> [Exercise directions] Determine how many lines of the material hold the string "ohlc" and reply with only that number.

++++ Rows ++++

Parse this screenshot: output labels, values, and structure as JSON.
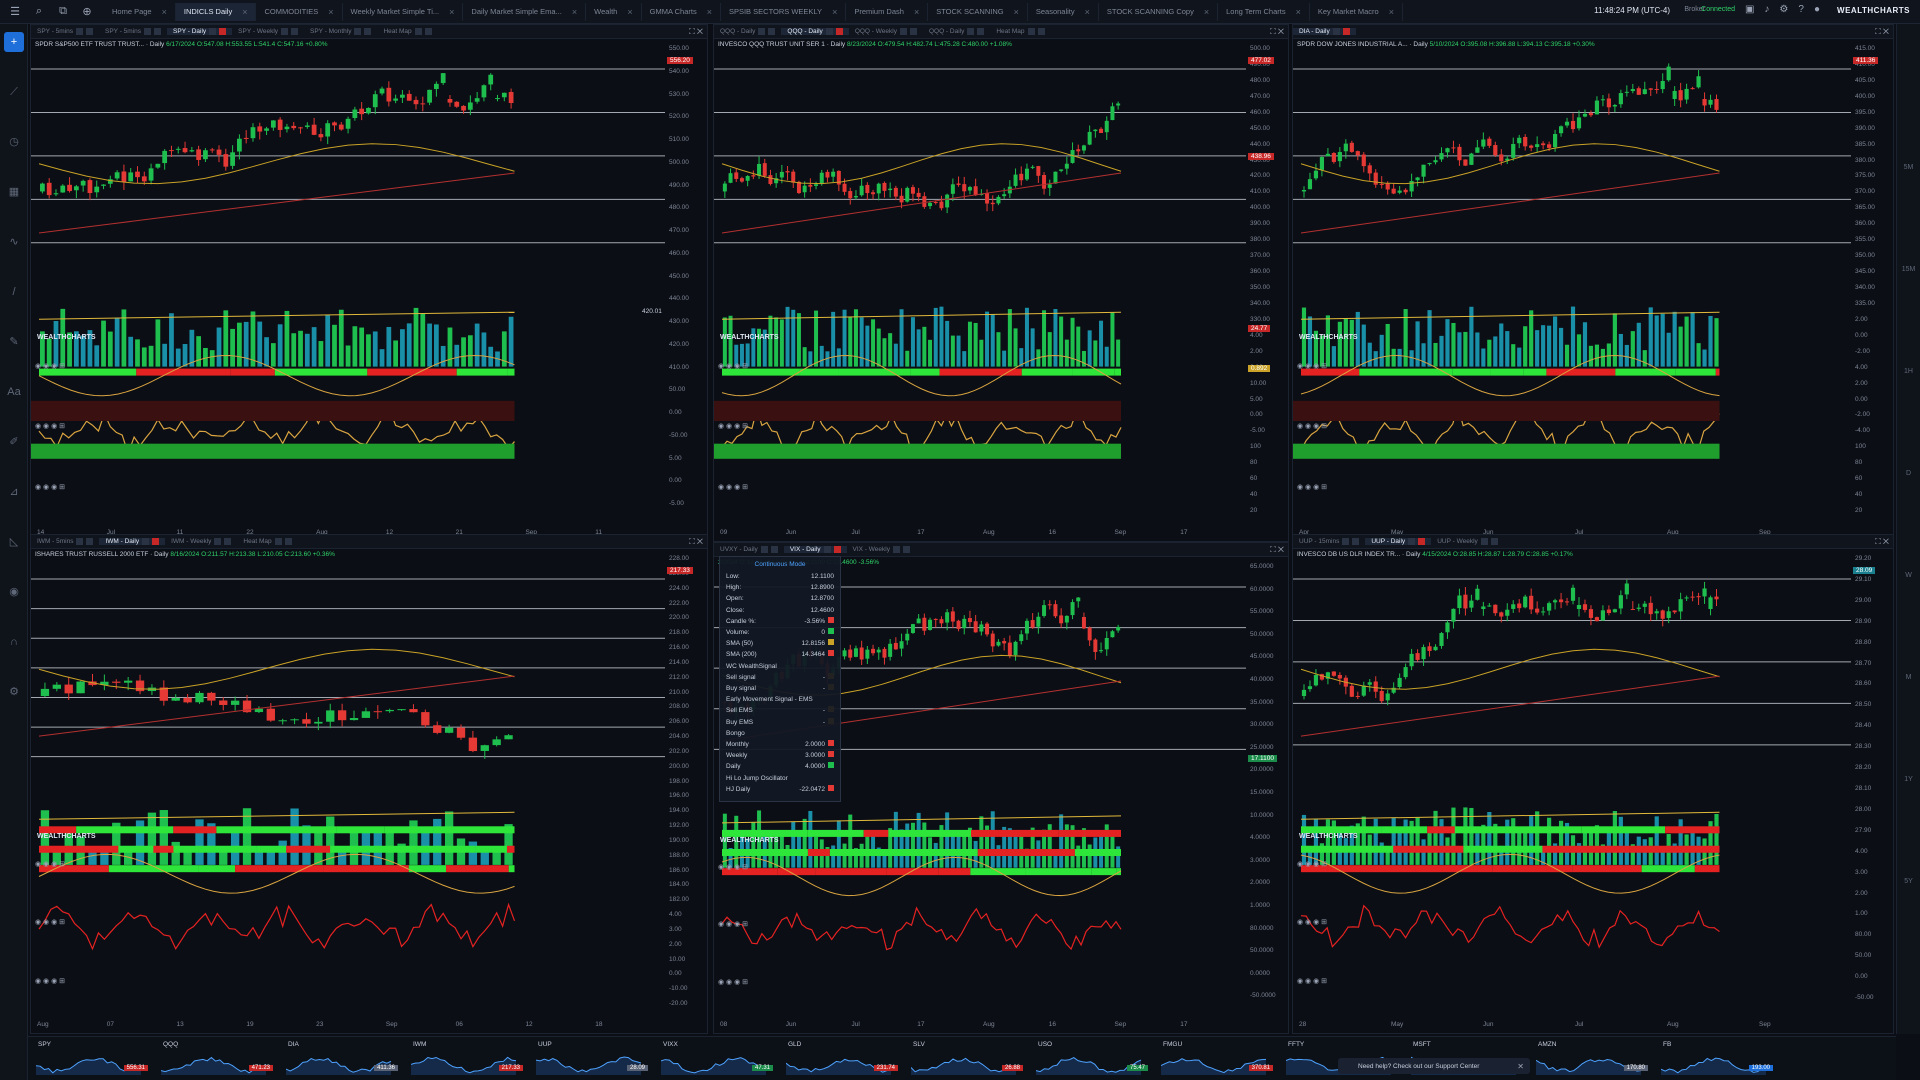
{
  "app": {
    "brand": "WEALTHCHARTS",
    "clock": "11:48:24 PM (UTC-4)",
    "broker": "Broker",
    "connection": "Connected"
  },
  "tabs": [
    {
      "label": "Home Page",
      "active": false
    },
    {
      "label": "INDICLS Daily",
      "active": true
    },
    {
      "label": "COMMODITIES",
      "active": false
    },
    {
      "label": "Weekly Market Simple Ti...",
      "active": false
    },
    {
      "label": "Daily Market Simple Ema...",
      "active": false
    },
    {
      "label": "Wealth",
      "active": false
    },
    {
      "label": "GMMA Charts",
      "active": false
    },
    {
      "label": "SPSIB SECTORS WEEKLY",
      "active": false
    },
    {
      "label": "Premium Dash",
      "active": false
    },
    {
      "label": "STOCK SCANNING",
      "active": false
    },
    {
      "label": "Seasonality",
      "active": false
    },
    {
      "label": "STOCK SCANNING Copy",
      "active": false
    },
    {
      "label": "Long Term Charts",
      "active": false
    },
    {
      "label": "Key Market Macro",
      "active": false
    }
  ],
  "panels": [
    {
      "subtabs": [
        "SPY - 5mins",
        "SPY - 5mins",
        "SPY - Daily",
        "SPY - Weekly",
        "SPY - Monthly",
        "Heat Map"
      ],
      "active": 2,
      "title": "SPDR S&P500 ETF TRUST TRUST... · Daily",
      "ohlc": "6/17/2024 O:547.08 H:553.55 L:541.4 C:547.16 +0.80%",
      "yticks": [
        "550.00",
        "540.00",
        "530.00",
        "520.00",
        "510.00",
        "500.00",
        "490.00",
        "480.00",
        "470.00",
        "460.00",
        "450.00",
        "440.00",
        "430.00",
        "420.00",
        "410.00",
        "50.00",
        "0.00",
        "-50.00",
        "5.00",
        "0.00",
        "-5.00"
      ],
      "xticks": [
        "14",
        "Jul",
        "11",
        "22",
        "Aug",
        "12",
        "21",
        "Sep",
        "11"
      ],
      "price_label": "556.20",
      "vol_label": "420.01"
    },
    {
      "subtabs": [
        "QQQ - Daily",
        "QQQ - Daily",
        "QQQ - Weekly",
        "QQQ - Daily",
        "Heat Map"
      ],
      "active": 1,
      "title": "INVESCO QQQ TRUST UNIT SER 1 · Daily",
      "ohlc": "8/23/2024 O:479.54 H:482.74 L:475.28 C:480.00 +1.08%",
      "yticks": [
        "500.00",
        "490.00",
        "480.00",
        "470.00",
        "460.00",
        "450.00",
        "440.00",
        "430.00",
        "420.00",
        "410.00",
        "400.00",
        "390.00",
        "380.00",
        "370.00",
        "360.00",
        "350.00",
        "340.00",
        "330.00",
        "4.00",
        "2.00",
        "0.00",
        "10.00",
        "5.00",
        "0.00",
        "-5.00",
        "100",
        "80",
        "60",
        "40",
        "20"
      ],
      "xticks": [
        "09",
        "Jun",
        "Jul",
        "17",
        "Aug",
        "16",
        "Sep",
        "17"
      ],
      "price_label": "477.02",
      "price_label2": "438.96",
      "mid_label": "24.77",
      "mid_label2": "0.892"
    },
    {
      "subtabs": [
        "DIA - Daily"
      ],
      "active": 0,
      "title": "SPDR DOW JONES INDUSTRIAL A... · Daily",
      "ohlc": "5/10/2024 O:395.08 H:396.88 L:394.13 C:395.18 +0.30%",
      "yticks": [
        "415.00",
        "410.00",
        "405.00",
        "400.00",
        "395.00",
        "390.00",
        "385.00",
        "380.00",
        "375.00",
        "370.00",
        "365.00",
        "360.00",
        "355.00",
        "350.00",
        "345.00",
        "340.00",
        "335.00",
        "2.00",
        "0.00",
        "-2.00",
        "4.00",
        "2.00",
        "0.00",
        "-2.00",
        "-4.00",
        "100",
        "80",
        "60",
        "40",
        "20"
      ],
      "xticks": [
        "Apr",
        "May",
        "Jun",
        "Jul",
        "Aug",
        "Sep"
      ],
      "price_label": "411.36"
    },
    {
      "subtabs": [
        "IWM - 5mins",
        "IWM - Daily",
        "IWM - Weekly",
        "Heat Map"
      ],
      "active": 1,
      "title": "ISHARES TRUST RUSSELL 2000 ETF · Daily",
      "ohlc": "8/16/2024 O:211.57 H:213.38 L:210.05 C:213.60 +0.36%",
      "yticks": [
        "228.00",
        "226.00",
        "224.00",
        "222.00",
        "220.00",
        "218.00",
        "216.00",
        "214.00",
        "212.00",
        "210.00",
        "208.00",
        "206.00",
        "204.00",
        "202.00",
        "200.00",
        "198.00",
        "196.00",
        "194.00",
        "192.00",
        "190.00",
        "188.00",
        "186.00",
        "184.00",
        "182.00",
        "4.00",
        "3.00",
        "2.00",
        "10.00",
        "0.00",
        "-10.00",
        "-20.00"
      ],
      "xticks": [
        "Aug",
        "07",
        "13",
        "19",
        "23",
        "Sep",
        "06",
        "12",
        "18"
      ],
      "price_label": "217.33"
    },
    {
      "subtabs": [
        "UVXY - Daily",
        "VIX - Daily",
        "VIX - Weekly"
      ],
      "active": 1,
      "title": "",
      "ohlc": "2/2024 O:12.86 H:12.8900 L:12.1100 C:12.4600 -3.56%",
      "yticks": [
        "65.0000",
        "60.0000",
        "55.0000",
        "50.0000",
        "45.0000",
        "40.0000",
        "35.0000",
        "30.0000",
        "25.0000",
        "20.0000",
        "15.0000",
        "10.0000",
        "4.0000",
        "3.0000",
        "2.0000",
        "1.0000",
        "80.0000",
        "50.0000",
        "0.0000",
        "-50.0000"
      ],
      "xticks": [
        "08",
        "Jun",
        "Jul",
        "17",
        "Aug",
        "16",
        "Sep",
        "17"
      ],
      "price_label": "17.1100"
    },
    {
      "subtabs": [
        "UUP - 15mins",
        "UUP - Daily",
        "UUP - Weekly"
      ],
      "active": 1,
      "title": "INVESCO DB US DLR INDEX TR... · Daily",
      "ohlc": "4/15/2024 O:28.85 H:28.87 L:28.79 C:28.85 +0.17%",
      "yticks": [
        "29.20",
        "29.10",
        "29.00",
        "28.90",
        "28.80",
        "28.70",
        "28.60",
        "28.50",
        "28.40",
        "28.30",
        "28.20",
        "28.10",
        "28.00",
        "27.90",
        "4.00",
        "3.00",
        "2.00",
        "1.00",
        "80.00",
        "50.00",
        "0.00",
        "-50.00"
      ],
      "xticks": [
        "28",
        "May",
        "Jun",
        "Jul",
        "Aug",
        "Sep"
      ],
      "price_label": "28.09"
    }
  ],
  "tooltip": {
    "header": "Continuous Mode",
    "rows": [
      {
        "k": "Low:",
        "v": "12.1100",
        "c": ""
      },
      {
        "k": "High:",
        "v": "12.8900",
        "c": ""
      },
      {
        "k": "Open:",
        "v": "12.8700",
        "c": ""
      },
      {
        "k": "Close:",
        "v": "12.4600",
        "c": ""
      },
      {
        "k": "Candle %:",
        "v": "-3.56%",
        "c": "#e53935"
      },
      {
        "k": "Volume:",
        "v": "0",
        "c": "#1fbf4f"
      },
      {
        "k": "SMA (50)",
        "v": "12.8156",
        "c": "#c9a227"
      },
      {
        "k": "SMA (200)",
        "v": "14.3464",
        "c": "#e53935"
      },
      {
        "k": "WC WealthSignal",
        "v": "",
        "c": ""
      },
      {
        "k": "  Sell signal",
        "v": "-",
        "c": "#222"
      },
      {
        "k": "  Buy signal",
        "v": "-",
        "c": "#222"
      },
      {
        "k": "Early Movement Signal - EMS",
        "v": "",
        "c": ""
      },
      {
        "k": "  Sell EMS",
        "v": "-",
        "c": "#222"
      },
      {
        "k": "  Buy EMS",
        "v": "-",
        "c": "#222"
      },
      {
        "k": "Bongo",
        "v": "",
        "c": ""
      },
      {
        "k": "  Monthly",
        "v": "2.0000",
        "c": "#e53935"
      },
      {
        "k": "  Weekly",
        "v": "3.0000",
        "c": "#e53935"
      },
      {
        "k": "  Daily",
        "v": "4.0000",
        "c": "#1fbf4f"
      },
      {
        "k": "Hi Lo Jump Oscillator",
        "v": "",
        "c": ""
      },
      {
        "k": "  HJ Daily",
        "v": "-22.0472",
        "c": "#e53935"
      }
    ]
  },
  "ticker": [
    {
      "symbol": "SPY",
      "price": "556.31",
      "color": "#c62828"
    },
    {
      "symbol": "QQQ",
      "price": "471.23",
      "color": "#c62828"
    },
    {
      "symbol": "DIA",
      "price": "411.36",
      "color": "#5a6375"
    },
    {
      "symbol": "IWM",
      "price": "217.33",
      "color": "#c62828"
    },
    {
      "symbol": "UUP",
      "price": "28.09",
      "color": "#5a6375"
    },
    {
      "symbol": "VIXX",
      "price": "47.31",
      "color": "#1b8c4a"
    },
    {
      "symbol": "GLD",
      "price": "231.74",
      "color": "#c62828"
    },
    {
      "symbol": "SLV",
      "price": "26.88",
      "color": "#c62828"
    },
    {
      "symbol": "USO",
      "price": "75.47",
      "color": "#1b8c4a"
    },
    {
      "symbol": "FMGU",
      "price": "370.81",
      "color": "#c62828"
    },
    {
      "symbol": "FFTY",
      "price": "",
      "color": "#5a6375"
    },
    {
      "symbol": "MSFT",
      "price": "",
      "color": "#5a6375"
    },
    {
      "symbol": "AMZN",
      "price": "170.80",
      "color": "#5a6375"
    },
    {
      "symbol": "FB",
      "price": "193.00",
      "color": "#1e6fd9"
    }
  ],
  "help": "Need help? Check out our Support Center",
  "right_rail": [
    "5M",
    "15M",
    "1H",
    "D",
    "W",
    "M",
    "1Y",
    "5Y"
  ],
  "colors": {
    "up": "#1fbf4f",
    "down": "#e53935",
    "bg": "#0b0e14",
    "accent": "#1e6fd9"
  }
}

++++

> [The solution] 6